## [Dataset extract]
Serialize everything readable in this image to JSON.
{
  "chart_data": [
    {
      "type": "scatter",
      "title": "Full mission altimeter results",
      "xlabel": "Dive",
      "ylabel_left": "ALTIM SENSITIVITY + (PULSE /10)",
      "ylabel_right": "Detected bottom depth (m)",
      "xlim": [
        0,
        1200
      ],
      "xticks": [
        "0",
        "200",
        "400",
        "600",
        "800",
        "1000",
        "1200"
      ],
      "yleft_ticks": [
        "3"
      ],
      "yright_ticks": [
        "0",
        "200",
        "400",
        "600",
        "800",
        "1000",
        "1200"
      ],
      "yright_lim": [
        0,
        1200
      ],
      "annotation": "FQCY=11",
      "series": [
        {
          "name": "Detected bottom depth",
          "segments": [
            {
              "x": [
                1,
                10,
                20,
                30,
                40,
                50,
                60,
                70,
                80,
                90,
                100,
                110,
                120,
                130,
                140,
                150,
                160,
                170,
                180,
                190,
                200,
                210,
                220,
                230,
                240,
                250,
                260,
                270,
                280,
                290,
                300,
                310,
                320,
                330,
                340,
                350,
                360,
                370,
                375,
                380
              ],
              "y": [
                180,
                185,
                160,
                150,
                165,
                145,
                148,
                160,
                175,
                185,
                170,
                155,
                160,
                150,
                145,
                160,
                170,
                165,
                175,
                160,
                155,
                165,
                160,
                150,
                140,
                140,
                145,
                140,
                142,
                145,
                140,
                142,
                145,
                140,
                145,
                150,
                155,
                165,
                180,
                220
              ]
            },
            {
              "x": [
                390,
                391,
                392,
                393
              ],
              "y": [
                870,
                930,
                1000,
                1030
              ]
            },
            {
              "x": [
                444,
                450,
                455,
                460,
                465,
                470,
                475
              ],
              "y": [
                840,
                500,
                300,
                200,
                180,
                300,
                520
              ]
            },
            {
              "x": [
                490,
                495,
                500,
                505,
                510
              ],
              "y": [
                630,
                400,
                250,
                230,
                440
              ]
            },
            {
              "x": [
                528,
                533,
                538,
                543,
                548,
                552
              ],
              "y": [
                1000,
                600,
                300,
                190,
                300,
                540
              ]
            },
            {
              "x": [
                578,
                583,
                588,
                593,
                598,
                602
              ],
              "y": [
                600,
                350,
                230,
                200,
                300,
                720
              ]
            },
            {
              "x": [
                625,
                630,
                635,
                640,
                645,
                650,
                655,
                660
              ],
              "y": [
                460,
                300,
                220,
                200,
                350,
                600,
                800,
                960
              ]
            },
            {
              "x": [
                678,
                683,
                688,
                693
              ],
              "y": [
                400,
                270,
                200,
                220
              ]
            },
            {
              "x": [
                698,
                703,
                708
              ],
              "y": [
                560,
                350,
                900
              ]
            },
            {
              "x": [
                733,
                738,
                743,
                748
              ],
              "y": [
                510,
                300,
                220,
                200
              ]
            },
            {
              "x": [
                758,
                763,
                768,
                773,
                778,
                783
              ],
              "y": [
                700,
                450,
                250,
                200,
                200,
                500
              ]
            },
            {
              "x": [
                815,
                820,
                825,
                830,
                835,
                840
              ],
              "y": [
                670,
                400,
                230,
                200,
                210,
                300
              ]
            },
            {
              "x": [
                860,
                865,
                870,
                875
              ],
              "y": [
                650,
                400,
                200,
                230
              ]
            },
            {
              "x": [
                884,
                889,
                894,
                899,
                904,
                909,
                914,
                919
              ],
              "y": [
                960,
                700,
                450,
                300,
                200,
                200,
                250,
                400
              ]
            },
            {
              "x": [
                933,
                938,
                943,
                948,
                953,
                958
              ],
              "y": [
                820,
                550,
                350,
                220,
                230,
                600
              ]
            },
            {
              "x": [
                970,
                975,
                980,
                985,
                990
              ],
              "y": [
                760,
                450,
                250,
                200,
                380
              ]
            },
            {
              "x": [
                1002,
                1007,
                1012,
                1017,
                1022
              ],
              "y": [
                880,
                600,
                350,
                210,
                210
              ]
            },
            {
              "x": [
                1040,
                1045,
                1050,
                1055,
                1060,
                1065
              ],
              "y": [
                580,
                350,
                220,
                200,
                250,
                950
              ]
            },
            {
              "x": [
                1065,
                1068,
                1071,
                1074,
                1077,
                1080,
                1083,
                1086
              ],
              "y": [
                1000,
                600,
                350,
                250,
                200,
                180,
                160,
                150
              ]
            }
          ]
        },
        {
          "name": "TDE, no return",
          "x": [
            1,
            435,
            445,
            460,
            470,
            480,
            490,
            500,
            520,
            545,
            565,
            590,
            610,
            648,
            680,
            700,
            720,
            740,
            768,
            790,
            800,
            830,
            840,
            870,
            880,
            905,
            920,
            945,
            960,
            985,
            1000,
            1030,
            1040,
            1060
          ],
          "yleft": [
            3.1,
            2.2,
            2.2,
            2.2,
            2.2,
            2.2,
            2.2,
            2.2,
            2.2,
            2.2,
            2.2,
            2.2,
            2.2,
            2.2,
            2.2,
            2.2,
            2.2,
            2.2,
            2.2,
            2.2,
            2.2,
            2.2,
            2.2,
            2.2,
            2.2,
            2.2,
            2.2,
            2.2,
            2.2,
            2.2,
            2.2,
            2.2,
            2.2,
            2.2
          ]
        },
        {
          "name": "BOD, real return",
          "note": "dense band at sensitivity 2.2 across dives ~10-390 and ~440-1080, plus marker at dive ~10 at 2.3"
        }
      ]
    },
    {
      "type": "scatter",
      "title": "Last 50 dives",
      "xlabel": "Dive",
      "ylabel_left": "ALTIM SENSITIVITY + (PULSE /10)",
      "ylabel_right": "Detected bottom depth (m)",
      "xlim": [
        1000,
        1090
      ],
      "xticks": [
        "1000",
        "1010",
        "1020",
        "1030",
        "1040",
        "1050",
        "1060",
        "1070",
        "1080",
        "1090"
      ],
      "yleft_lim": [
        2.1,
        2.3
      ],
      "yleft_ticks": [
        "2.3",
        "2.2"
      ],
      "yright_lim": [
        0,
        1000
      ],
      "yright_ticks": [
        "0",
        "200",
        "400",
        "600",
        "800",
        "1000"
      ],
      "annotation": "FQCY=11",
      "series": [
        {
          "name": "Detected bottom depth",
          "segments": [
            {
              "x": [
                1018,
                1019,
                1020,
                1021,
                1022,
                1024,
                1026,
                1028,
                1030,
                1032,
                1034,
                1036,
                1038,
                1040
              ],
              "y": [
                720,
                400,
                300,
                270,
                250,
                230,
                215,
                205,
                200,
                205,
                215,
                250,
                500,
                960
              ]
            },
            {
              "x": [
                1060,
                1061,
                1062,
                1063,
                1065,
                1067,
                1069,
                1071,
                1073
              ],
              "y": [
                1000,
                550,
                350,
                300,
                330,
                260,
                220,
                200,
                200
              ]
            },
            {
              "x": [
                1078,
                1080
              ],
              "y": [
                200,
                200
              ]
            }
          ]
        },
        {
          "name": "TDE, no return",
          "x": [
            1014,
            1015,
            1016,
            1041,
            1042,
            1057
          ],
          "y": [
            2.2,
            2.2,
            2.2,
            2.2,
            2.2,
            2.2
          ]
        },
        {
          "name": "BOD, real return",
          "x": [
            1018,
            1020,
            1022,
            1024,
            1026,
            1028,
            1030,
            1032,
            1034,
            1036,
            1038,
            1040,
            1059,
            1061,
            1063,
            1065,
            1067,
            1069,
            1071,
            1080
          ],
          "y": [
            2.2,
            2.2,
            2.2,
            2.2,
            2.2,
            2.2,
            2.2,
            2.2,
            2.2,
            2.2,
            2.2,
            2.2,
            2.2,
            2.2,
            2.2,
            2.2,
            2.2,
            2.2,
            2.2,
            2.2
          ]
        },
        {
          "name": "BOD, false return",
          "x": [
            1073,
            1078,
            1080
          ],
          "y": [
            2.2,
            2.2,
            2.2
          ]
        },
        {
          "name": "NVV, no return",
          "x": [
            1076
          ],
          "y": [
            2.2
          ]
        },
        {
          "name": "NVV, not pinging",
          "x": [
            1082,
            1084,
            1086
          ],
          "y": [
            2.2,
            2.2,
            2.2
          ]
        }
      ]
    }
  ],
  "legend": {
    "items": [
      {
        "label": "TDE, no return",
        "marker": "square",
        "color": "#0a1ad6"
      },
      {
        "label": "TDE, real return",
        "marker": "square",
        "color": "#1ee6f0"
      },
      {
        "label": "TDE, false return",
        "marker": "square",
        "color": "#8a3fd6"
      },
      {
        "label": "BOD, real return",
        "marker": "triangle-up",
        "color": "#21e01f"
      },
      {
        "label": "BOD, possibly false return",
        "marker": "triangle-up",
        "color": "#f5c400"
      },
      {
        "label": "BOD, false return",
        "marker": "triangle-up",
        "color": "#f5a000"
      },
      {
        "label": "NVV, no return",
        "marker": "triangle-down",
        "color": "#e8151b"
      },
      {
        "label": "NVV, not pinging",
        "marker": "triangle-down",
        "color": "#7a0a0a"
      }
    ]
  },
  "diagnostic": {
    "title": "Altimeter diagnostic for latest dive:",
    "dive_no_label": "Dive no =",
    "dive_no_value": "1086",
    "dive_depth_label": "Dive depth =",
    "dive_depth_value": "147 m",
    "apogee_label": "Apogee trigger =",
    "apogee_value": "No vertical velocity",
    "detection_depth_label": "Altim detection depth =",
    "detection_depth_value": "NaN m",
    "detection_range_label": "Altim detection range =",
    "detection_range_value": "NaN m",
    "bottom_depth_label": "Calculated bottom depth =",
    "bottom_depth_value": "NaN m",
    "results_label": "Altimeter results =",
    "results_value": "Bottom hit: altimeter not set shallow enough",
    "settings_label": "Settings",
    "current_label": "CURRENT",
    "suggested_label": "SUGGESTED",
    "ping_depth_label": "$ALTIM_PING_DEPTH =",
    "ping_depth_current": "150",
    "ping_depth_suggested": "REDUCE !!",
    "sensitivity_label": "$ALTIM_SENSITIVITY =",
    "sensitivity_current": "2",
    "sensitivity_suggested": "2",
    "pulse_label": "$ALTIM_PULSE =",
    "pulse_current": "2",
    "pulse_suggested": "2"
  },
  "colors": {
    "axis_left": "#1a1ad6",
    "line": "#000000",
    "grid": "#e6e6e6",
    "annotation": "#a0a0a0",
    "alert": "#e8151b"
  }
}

## [The task]
All lines above with "diagnostic" in them should be returned.

## [Answer to the exercise]
  "diagnostic": {
    "title": "Altimeter diagnostic for latest dive:",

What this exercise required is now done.